#### Consignes
[A] Traduisez en anglais cette phrase de la décision fiscale : « Somme toute, je suis d’avis que le père de l’appelant était bien une personne à la charge de l’appelant pour la période pendant laquelle il vivait au Canada. »
[B] D’après la déclaration de l’appelant rapportée dans la décision fiscale, pendant quelle période son père a-t-il vécu avec lui ?
[C] Poursuivez la décision fiscale en reprenant le fil juste après sa dernière phrase.

#### Extrait
-=-=-
Si votre état civil a changé en 1993, donnez la date du changement.

Sa réponse était:

jour 02 mois 03

Je conclus par conséquent que l’appelant a déclaré que son état civil avait changé le 2 mars 1993 et que cette réponse contredit la preuve directe qu’il a apportée.

[13] La réponse telle qu’inscrite à l'annexe a pour effet de déplacer les faits allégués par l’appelant en dehors du créneau de douze mois prévu au paragraphe 252(4).

[14] Étant donné cette preuve peu convaincante, la demande de crédit équivalent pour personne entièrement à charge est rejetée.

CRÉDIT PERSONNEL POUR PERSONNE À CHARGE

[15] L’appelant prétend que son père vivait avec lui pendant l’année d’imposition 1993. L’appelant déclare que le père s’est présenté à sa porte avec le fils de l’appelant, arrivant supposément des États-Unis, et a vécu avec lui à partir du mois d’avril 1993 jusqu’en mai 1994. Selon l’appelant, son père serait par la suite retourné au Ghana avec son fils.

[16] Il a déjà été affirmé qu'il n'y a pas de rapport de dépendance du simple fait qu'il existe un lien parental, soit parent-enfant.[1]

[17] Il ressort toutefois de la preuve que le père était malade,[2] qu’il a cherché refuge chez l’appelant, qu’il est venu vivre chez l’appelant pendant un certain temps, bien que le père ait toujours eu un domicile au Ghana, et qu’il soit éventuellement retourné au Ghana.

[18] Somme toute, je suis d’avis que le père de l’appelant était bien une personne à la charge de l’appelant pour la période pendant laquelle il vivait au Canada.
-=-=-
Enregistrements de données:
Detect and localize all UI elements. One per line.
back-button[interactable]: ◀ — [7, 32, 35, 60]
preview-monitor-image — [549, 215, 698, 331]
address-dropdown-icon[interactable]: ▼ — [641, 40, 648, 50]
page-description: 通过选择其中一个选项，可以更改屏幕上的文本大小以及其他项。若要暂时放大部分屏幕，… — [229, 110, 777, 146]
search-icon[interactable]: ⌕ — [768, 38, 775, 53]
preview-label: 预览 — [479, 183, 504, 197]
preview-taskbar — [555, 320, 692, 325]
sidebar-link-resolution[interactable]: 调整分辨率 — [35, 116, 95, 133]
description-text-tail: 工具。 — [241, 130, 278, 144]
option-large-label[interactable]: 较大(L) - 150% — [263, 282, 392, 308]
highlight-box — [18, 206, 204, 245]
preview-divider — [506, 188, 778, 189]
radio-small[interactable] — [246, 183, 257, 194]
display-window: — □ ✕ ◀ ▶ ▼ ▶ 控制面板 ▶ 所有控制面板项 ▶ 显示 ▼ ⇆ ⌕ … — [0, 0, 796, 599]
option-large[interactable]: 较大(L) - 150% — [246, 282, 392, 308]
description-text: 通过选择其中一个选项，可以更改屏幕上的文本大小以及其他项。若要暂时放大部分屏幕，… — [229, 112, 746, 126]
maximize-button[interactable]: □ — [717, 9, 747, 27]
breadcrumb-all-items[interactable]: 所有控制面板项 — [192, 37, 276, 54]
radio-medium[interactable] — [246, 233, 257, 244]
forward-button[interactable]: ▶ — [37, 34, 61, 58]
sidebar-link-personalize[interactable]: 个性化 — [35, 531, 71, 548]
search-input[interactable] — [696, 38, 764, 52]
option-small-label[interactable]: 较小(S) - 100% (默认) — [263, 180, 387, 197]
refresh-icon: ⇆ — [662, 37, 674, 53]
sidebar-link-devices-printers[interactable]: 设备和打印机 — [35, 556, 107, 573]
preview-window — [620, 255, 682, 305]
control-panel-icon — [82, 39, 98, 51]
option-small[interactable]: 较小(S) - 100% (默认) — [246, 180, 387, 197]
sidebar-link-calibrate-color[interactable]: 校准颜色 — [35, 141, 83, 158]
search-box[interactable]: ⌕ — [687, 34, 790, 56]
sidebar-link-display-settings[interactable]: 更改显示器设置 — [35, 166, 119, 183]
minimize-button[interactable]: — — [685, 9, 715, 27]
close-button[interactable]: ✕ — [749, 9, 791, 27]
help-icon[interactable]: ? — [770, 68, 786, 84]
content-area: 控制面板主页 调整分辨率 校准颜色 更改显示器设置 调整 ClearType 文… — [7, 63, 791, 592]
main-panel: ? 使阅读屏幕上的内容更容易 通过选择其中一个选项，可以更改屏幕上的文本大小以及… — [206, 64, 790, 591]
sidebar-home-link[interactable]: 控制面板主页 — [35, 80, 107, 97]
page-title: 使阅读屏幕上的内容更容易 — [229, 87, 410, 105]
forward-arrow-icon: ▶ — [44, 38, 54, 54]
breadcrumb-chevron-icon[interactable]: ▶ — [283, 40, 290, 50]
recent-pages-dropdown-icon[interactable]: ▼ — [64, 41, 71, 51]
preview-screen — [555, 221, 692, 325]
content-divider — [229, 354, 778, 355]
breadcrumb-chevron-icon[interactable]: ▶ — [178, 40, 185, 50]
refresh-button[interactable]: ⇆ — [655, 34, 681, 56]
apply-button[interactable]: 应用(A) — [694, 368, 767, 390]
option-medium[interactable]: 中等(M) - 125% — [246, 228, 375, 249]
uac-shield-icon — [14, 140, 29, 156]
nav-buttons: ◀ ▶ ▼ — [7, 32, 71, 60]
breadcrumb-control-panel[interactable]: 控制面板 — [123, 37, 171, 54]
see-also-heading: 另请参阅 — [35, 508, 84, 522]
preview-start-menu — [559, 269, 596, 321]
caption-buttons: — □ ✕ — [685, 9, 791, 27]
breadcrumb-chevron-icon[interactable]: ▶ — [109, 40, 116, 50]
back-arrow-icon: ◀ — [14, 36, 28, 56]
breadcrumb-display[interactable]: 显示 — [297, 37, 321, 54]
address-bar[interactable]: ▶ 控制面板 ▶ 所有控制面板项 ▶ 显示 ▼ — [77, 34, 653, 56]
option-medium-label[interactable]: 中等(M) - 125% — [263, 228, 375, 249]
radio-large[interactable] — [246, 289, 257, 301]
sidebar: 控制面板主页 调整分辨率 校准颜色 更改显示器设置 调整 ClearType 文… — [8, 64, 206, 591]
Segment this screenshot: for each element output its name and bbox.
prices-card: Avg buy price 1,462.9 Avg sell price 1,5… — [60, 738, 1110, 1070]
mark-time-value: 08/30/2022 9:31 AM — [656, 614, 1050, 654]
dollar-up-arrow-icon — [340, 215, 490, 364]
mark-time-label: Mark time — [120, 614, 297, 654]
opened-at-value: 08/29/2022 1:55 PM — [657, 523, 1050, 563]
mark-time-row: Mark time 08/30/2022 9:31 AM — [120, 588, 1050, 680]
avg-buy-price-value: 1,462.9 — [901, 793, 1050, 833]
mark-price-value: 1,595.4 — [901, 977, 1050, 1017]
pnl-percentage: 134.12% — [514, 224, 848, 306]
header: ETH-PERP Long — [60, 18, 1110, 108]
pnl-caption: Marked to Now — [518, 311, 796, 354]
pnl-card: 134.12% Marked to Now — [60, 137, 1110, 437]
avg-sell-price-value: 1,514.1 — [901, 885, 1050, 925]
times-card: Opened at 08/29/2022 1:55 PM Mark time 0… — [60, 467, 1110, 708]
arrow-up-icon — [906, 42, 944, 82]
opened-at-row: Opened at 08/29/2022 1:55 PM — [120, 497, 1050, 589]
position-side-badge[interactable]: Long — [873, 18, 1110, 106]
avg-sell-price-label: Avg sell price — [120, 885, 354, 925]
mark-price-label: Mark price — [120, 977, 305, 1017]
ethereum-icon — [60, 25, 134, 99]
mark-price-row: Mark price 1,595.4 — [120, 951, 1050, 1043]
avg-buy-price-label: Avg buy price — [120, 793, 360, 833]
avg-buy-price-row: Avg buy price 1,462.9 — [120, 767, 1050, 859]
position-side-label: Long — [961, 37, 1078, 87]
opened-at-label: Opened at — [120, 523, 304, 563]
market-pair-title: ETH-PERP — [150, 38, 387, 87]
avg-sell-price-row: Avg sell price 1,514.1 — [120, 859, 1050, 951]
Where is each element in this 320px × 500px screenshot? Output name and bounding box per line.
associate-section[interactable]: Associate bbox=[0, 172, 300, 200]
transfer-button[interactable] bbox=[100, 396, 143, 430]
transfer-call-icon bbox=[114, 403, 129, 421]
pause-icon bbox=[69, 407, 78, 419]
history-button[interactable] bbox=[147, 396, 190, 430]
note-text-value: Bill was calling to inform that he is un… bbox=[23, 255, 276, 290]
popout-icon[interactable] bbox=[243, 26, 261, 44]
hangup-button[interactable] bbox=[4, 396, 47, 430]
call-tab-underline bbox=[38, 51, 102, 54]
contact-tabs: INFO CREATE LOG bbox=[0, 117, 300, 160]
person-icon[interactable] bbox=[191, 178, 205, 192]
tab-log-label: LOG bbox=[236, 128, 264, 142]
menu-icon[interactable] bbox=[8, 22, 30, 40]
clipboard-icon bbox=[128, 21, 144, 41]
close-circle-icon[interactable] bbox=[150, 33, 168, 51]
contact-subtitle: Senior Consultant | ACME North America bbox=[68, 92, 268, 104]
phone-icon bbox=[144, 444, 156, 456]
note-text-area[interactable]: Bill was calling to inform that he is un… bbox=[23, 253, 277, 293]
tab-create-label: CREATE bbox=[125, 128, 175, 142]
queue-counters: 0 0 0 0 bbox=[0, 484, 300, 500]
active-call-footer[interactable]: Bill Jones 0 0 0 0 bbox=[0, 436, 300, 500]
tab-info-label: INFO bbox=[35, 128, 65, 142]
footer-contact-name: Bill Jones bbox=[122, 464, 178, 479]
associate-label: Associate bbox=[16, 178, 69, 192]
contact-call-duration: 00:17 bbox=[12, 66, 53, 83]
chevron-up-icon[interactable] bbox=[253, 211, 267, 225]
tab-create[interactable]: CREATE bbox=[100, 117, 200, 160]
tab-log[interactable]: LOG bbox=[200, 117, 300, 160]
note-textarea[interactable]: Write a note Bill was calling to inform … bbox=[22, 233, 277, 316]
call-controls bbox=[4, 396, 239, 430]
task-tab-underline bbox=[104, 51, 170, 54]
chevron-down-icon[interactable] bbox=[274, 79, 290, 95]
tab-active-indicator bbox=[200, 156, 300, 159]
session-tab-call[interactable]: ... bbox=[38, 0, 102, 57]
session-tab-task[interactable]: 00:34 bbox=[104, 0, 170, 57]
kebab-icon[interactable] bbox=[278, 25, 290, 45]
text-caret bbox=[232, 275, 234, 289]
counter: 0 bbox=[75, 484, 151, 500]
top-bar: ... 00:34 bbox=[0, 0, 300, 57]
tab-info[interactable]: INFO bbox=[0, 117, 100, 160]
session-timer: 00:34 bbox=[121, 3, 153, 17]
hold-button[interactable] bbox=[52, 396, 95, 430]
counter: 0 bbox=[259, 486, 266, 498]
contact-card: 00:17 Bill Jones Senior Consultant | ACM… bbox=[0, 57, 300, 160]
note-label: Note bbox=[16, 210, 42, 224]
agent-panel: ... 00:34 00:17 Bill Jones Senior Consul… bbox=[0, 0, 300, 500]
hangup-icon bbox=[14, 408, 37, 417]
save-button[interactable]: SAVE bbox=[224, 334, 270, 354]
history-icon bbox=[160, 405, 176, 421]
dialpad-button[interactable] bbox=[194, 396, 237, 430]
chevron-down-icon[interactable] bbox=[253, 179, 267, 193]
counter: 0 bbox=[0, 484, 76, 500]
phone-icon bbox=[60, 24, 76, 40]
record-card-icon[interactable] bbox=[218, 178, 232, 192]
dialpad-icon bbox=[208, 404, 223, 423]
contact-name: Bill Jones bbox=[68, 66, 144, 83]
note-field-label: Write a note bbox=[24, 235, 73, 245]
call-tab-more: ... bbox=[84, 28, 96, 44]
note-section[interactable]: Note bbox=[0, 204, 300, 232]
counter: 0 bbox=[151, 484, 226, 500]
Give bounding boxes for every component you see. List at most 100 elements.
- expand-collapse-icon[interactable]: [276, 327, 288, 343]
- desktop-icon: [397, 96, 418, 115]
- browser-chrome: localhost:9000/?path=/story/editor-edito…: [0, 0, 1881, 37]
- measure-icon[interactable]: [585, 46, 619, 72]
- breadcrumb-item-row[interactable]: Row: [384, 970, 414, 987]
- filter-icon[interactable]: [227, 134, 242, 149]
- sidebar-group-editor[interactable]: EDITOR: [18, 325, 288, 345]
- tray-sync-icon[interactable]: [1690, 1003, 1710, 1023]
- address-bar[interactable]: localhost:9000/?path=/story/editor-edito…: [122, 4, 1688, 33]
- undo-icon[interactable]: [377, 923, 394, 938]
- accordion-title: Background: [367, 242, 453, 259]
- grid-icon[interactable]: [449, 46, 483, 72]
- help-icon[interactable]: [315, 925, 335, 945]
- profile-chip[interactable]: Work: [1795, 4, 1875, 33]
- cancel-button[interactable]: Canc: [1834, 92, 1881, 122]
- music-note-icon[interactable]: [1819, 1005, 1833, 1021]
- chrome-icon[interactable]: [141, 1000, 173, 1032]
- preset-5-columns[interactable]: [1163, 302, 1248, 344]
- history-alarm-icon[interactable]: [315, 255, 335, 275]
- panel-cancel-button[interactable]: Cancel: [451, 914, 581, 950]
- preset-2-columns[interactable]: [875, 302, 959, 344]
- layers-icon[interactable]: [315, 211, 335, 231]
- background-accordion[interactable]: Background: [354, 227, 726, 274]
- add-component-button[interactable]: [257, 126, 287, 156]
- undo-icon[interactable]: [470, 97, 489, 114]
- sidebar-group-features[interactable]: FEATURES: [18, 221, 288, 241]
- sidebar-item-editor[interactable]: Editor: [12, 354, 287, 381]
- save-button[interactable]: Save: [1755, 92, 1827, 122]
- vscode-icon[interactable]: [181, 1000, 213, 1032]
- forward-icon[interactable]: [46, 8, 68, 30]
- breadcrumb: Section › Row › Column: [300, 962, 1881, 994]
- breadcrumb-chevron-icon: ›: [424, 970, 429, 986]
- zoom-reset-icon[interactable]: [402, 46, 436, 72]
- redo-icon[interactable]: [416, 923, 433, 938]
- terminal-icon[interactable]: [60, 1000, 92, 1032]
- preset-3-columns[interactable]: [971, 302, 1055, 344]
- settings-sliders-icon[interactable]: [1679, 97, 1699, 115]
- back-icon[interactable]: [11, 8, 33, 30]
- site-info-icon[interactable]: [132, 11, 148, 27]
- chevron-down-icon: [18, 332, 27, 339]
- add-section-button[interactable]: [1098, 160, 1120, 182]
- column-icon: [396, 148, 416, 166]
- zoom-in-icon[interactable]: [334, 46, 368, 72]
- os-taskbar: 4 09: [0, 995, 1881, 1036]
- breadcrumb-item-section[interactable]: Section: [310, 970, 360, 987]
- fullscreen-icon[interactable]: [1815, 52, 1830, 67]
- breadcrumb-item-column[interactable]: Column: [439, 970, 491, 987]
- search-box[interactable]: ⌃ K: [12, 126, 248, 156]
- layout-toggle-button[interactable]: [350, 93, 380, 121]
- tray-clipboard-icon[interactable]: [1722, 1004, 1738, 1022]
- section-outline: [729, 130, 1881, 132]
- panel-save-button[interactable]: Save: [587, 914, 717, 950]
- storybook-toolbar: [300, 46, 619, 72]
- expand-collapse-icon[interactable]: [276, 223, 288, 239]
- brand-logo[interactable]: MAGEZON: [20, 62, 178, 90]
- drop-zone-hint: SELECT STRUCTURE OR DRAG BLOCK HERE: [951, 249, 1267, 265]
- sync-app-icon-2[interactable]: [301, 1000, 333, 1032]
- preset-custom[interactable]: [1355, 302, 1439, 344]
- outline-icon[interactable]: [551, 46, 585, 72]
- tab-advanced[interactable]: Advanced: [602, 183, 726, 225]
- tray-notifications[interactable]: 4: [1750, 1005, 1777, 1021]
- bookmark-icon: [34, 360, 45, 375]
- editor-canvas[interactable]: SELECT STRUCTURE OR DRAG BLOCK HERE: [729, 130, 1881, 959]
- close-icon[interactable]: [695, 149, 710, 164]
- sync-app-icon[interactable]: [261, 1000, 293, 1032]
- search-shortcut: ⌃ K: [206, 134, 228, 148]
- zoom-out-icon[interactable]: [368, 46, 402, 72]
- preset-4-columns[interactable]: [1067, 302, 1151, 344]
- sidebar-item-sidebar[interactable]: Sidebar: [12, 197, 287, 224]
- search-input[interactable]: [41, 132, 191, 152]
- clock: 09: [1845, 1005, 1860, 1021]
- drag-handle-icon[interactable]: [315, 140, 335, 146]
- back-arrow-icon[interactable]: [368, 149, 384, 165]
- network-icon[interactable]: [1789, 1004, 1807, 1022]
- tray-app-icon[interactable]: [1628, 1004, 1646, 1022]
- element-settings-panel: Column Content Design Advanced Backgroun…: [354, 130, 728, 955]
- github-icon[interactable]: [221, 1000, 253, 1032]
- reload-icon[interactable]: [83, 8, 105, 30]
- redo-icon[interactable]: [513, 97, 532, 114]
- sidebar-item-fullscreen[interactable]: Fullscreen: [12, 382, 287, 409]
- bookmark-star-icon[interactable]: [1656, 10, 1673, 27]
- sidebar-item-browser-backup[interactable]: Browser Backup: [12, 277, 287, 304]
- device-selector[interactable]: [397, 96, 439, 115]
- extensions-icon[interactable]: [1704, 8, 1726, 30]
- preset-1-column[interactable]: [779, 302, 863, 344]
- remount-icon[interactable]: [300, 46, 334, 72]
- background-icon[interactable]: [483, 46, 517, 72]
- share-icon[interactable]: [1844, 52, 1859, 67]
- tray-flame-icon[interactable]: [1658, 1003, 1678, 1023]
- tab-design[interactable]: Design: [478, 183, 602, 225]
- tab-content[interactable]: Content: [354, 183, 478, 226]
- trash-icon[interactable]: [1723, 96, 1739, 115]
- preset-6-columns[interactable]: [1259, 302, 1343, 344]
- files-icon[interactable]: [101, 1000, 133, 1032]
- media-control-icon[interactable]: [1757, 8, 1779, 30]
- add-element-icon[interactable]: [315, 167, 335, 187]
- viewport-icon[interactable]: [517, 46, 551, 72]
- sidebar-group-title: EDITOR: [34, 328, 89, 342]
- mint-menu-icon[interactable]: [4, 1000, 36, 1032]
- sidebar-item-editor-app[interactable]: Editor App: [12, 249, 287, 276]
-=-=-
#### Réponses
[A] All in all, I am of the view that the appellant's father was indeed a person dependent on the appellant for the period during which he lived in Canada.

[B] D’avril 1993 à mai 1994.

[C]
FRAIS DE GARDE D’ENFANT

[19] L’enfant, qui est arrivé avec le grand-père, vivait avec l’appelant lorsque les prétendus frais de garde d’enfant ont été encourus. L'appelant a déclaré que les frais engagés lui permettaient de se libérer pour travailler. L’appelant a déclaré avoir dépensé 150 $ par semaine en frais de garde, et ce pendant 8 mois en 1993.

[20] Le problème qui mine la position de l’appelant est le même qu’ailleurs dans cette affaire, soit la preuve contradictoire. L’appelant a déclaré dans le cadre de son témoignage que la personne fournissant les services de frais de garde s’appelait Comfort Addai et un reçu a été signé par celle-ci (3 150,00 $) (pièce R-2).

[21] Or, lorsqu’on lui a montré sa déclaration de revenu de 1993 (pièce R-1), l’appelant a déclaré qu’une dénommée Mercy Oppong avait fourni les services de garde et que c’est Mercy Oppong qui a reçu la rémunération (3 050,00 $).

[22] Il est évident qu'il y a une divergence en ce qui concerne les prétendus frais, tout comme en ce qui concerne l’identité de la personne qui aurait fourni les services de garde. L’appelant ne s'est donc pas acquitté du fardeau de la preuve selon la prépondérance des probabilités et, sur ce point, la cotisation du Ministre est confirmée.

PAIEMENTS DE SOUTIEN

[23] L’appelant prétend qu’il était séparé de sa conjointe Geogina Yeboah pendant l’année d’imposition 1994 et qu’il payait une pension alimentaire conformément à une entente conclue par les deux parties. Malgré ses prétentions, l’appelant a, semble-t-il, repris la cohabitation avec sa conjointe et un fils leur est né. La période précise de cette cohabitation n’a pas été indiquée.

[24] Aucune preuve d’un accord écrit de séparation signé par l’appelant et sa conjointe n’a été présentée à la Cour.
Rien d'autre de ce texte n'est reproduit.